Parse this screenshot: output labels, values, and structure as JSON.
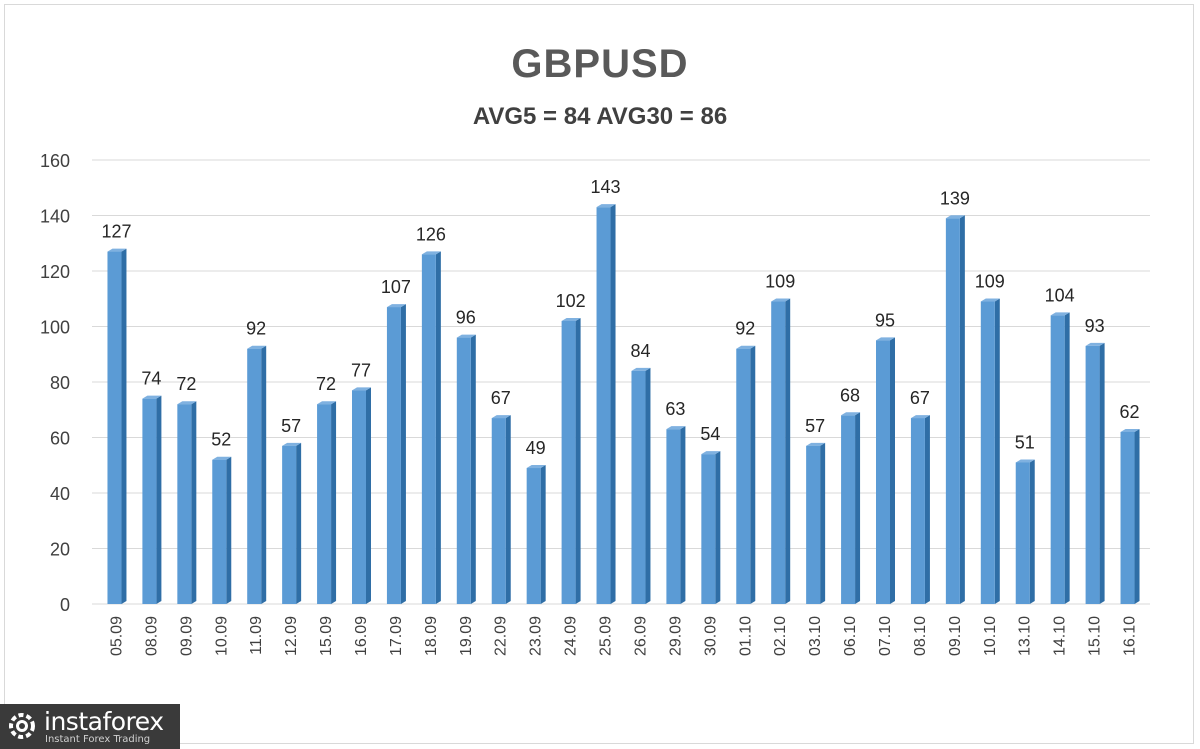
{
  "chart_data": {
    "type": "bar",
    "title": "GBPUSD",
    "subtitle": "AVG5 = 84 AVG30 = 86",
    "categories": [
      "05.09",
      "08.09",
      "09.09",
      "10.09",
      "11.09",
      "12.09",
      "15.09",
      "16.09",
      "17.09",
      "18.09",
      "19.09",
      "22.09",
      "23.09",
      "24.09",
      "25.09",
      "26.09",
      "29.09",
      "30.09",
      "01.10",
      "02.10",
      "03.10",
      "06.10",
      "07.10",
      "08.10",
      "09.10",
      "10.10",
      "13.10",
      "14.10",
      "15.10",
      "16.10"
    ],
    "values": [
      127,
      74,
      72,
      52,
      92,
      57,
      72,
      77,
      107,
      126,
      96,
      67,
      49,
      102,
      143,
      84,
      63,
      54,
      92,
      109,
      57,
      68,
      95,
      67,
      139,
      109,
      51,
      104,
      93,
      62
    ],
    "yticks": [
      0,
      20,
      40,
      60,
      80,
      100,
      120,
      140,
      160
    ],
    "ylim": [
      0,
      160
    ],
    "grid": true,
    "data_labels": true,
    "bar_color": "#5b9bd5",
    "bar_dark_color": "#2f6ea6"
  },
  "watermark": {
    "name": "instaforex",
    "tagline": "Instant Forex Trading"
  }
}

+ + + + + + +

**THE EXERCISE**. Return the material exactly as given, apart from the pictures.

**SOLUTION FOR THIS TASK**.
Parse this screenshot: output labels, values, and structure as JSON.
{
  "chart_data": {
    "type": "bar",
    "title": "GBPUSD",
    "subtitle": "AVG5 = 84 AVG30 = 86",
    "categories": [
      "05.09",
      "08.09",
      "09.09",
      "10.09",
      "11.09",
      "12.09",
      "15.09",
      "16.09",
      "17.09",
      "18.09",
      "19.09",
      "22.09",
      "23.09",
      "24.09",
      "25.09",
      "26.09",
      "29.09",
      "30.09",
      "01.10",
      "02.10",
      "03.10",
      "06.10",
      "07.10",
      "08.10",
      "09.10",
      "10.10",
      "13.10",
      "14.10",
      "15.10",
      "16.10"
    ],
    "values": [
      127,
      74,
      72,
      52,
      92,
      57,
      72,
      77,
      107,
      126,
      96,
      67,
      49,
      102,
      143,
      84,
      63,
      54,
      92,
      109,
      57,
      68,
      95,
      67,
      139,
      109,
      51,
      104,
      93,
      62
    ],
    "yticks": [
      0,
      20,
      40,
      60,
      80,
      100,
      120,
      140,
      160
    ],
    "ylim": [
      0,
      160
    ],
    "grid": true,
    "data_labels": true,
    "bar_color": "#5b9bd5",
    "bar_dark_color": "#2f6ea6"
  },
  "watermark": {
    "name": "instaforex",
    "tagline": "Instant Forex Trading"
  }
}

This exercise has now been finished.